WORK INSTRUCTIONS: Output each entry that follows exactly. Images stay out.

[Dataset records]
[start]

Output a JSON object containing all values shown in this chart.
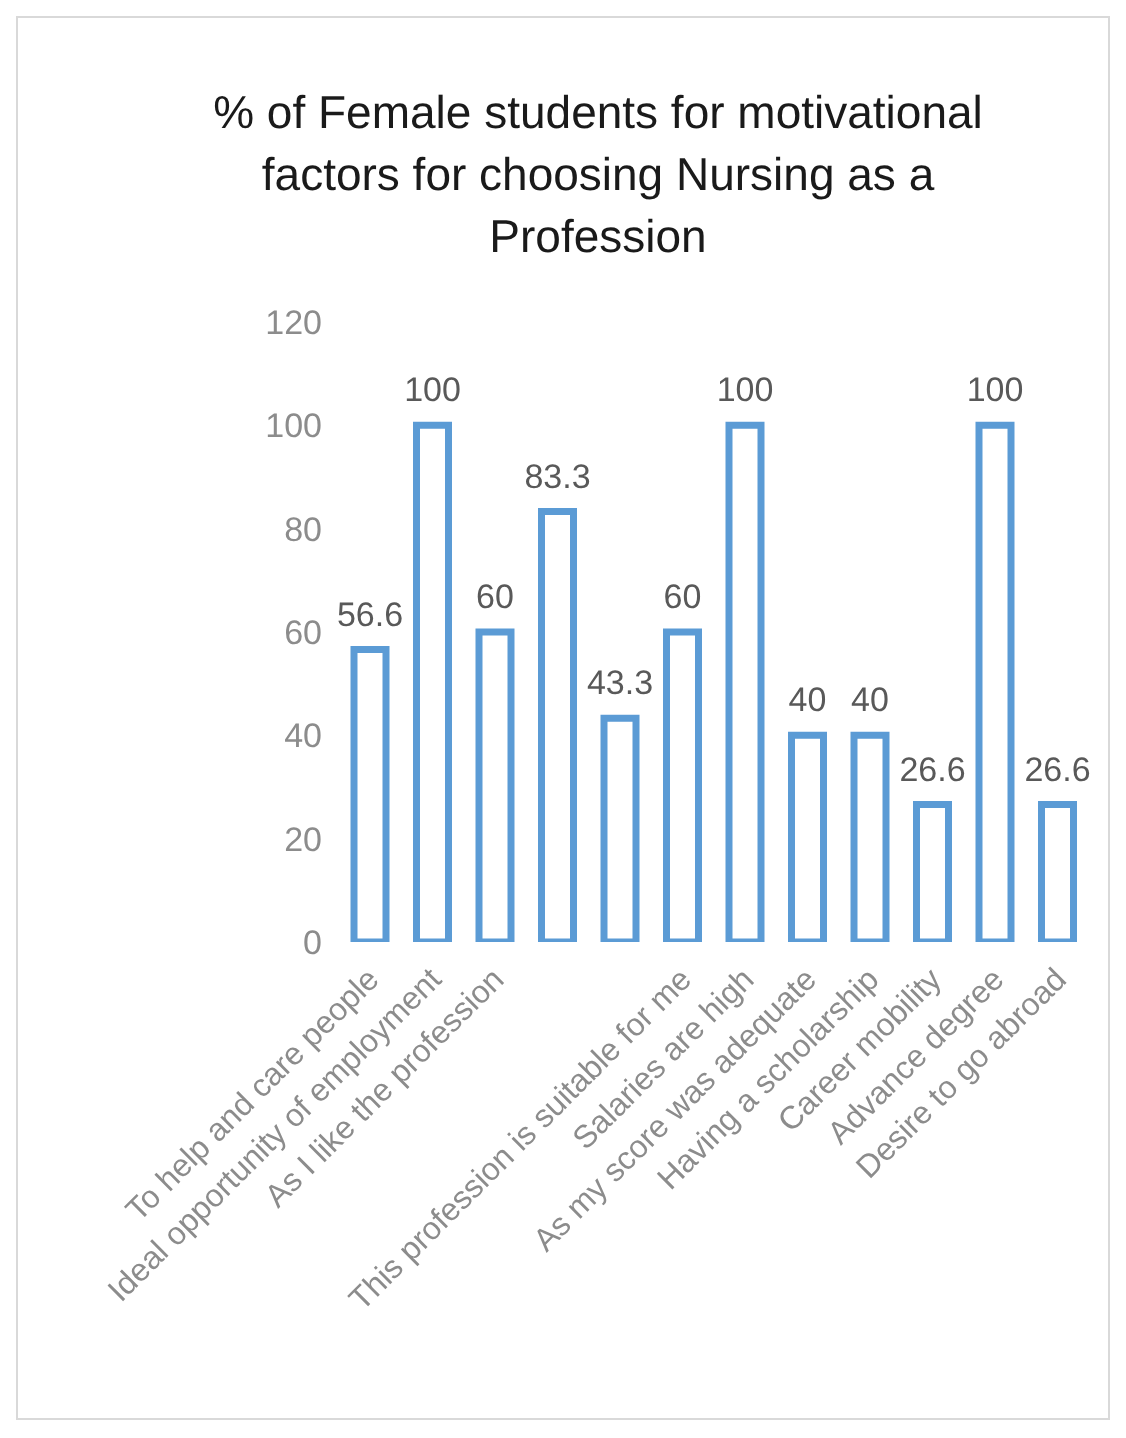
{
  "chart_data": {
    "type": "bar",
    "title": "% of Female students for motivational factors for choosing Nursing as a Profession",
    "categories": [
      "To help and care people",
      "Ideal opportunity of employment",
      "As I like the profession",
      null,
      null,
      "This profession is suitable for me",
      "Salaries are high",
      "As my score was adequate",
      "Having a scholarship",
      "Career mobility",
      "Advance degree",
      "Desire to go abroad"
    ],
    "values": [
      56.6,
      100,
      60,
      83.3,
      43.3,
      60,
      100,
      40,
      40,
      26.6,
      100,
      26.6
    ],
    "color": "#5b9bd5",
    "ylim": [
      0,
      120
    ],
    "yticks": [
      0,
      20,
      40,
      60,
      80,
      100,
      120
    ],
    "grid": false,
    "legend": false,
    "data_labels": true
  }
}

[end]

RESPONSE TO THIS EXERCISE:
Output a JSON object containing all values shown in this chart.
{
  "chart_data": {
    "type": "bar",
    "title": "% of Female students for motivational factors for choosing Nursing as a Profession",
    "categories": [
      "To help and care people",
      "Ideal opportunity of employment",
      "As I like the profession",
      null,
      null,
      "This profession is suitable for me",
      "Salaries are high",
      "As my score was adequate",
      "Having a scholarship",
      "Career mobility",
      "Advance degree",
      "Desire to go abroad"
    ],
    "values": [
      56.6,
      100,
      60,
      83.3,
      43.3,
      60,
      100,
      40,
      40,
      26.6,
      100,
      26.6
    ],
    "color": "#5b9bd5",
    "ylim": [
      0,
      120
    ],
    "yticks": [
      0,
      20,
      40,
      60,
      80,
      100,
      120
    ],
    "grid": false,
    "legend": false,
    "data_labels": true
  }
}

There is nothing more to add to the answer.